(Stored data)
= = = =

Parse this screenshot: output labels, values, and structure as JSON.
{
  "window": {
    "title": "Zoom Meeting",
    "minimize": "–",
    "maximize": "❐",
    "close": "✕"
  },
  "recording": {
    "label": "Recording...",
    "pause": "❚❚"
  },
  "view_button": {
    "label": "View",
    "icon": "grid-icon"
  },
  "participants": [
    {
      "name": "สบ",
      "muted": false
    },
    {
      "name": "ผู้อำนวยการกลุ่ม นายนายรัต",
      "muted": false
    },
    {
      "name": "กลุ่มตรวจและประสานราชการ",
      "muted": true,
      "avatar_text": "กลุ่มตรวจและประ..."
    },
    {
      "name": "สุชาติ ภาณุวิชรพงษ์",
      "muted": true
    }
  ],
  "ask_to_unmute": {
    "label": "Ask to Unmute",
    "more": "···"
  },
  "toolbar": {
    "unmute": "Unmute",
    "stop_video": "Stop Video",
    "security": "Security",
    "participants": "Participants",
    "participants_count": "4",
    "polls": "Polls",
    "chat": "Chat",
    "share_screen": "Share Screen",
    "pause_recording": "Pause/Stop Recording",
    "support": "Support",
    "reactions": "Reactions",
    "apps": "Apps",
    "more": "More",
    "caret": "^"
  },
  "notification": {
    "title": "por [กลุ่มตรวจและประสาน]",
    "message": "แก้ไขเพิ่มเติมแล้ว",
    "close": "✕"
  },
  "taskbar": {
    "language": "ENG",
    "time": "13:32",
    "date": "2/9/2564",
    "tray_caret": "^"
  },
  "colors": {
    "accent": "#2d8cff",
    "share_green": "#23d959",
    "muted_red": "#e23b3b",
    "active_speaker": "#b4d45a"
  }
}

= = = =

REQUIRED WORK => Nothing may be left out: return each entry exactly as it reads.

EXERCISE RESPONSE =>
Parse this screenshot: output labels, values, and structure as JSON.
{
  "window": {
    "title": "Zoom Meeting",
    "minimize": "–",
    "maximize": "❐",
    "close": "✕"
  },
  "recording": {
    "label": "Recording...",
    "pause": "❚❚"
  },
  "view_button": {
    "label": "View",
    "icon": "grid-icon"
  },
  "participants": [
    {
      "name": "สบ",
      "muted": false
    },
    {
      "name": "ผู้อำนวยการกลุ่ม นายนายรัต",
      "muted": false
    },
    {
      "name": "กลุ่มตรวจและประสานราชการ",
      "muted": true,
      "avatar_text": "กลุ่มตรวจและประ..."
    },
    {
      "name": "สุชาติ ภาณุวิชรพงษ์",
      "muted": true
    }
  ],
  "ask_to_unmute": {
    "label": "Ask to Unmute",
    "more": "···"
  },
  "toolbar": {
    "unmute": "Unmute",
    "stop_video": "Stop Video",
    "security": "Security",
    "participants": "Participants",
    "participants_count": "4",
    "polls": "Polls",
    "chat": "Chat",
    "share_screen": "Share Screen",
    "pause_recording": "Pause/Stop Recording",
    "support": "Support",
    "reactions": "Reactions",
    "apps": "Apps",
    "more": "More",
    "caret": "^"
  },
  "notification": {
    "title": "por [กลุ่มตรวจและประสาน]",
    "message": "แก้ไขเพิ่มเติมแล้ว",
    "close": "✕"
  },
  "taskbar": {
    "language": "ENG",
    "time": "13:32",
    "date": "2/9/2564",
    "tray_caret": "^"
  },
  "colors": {
    "accent": "#2d8cff",
    "share_green": "#23d959",
    "muted_red": "#e23b3b",
    "active_speaker": "#b4d45a"
  }
}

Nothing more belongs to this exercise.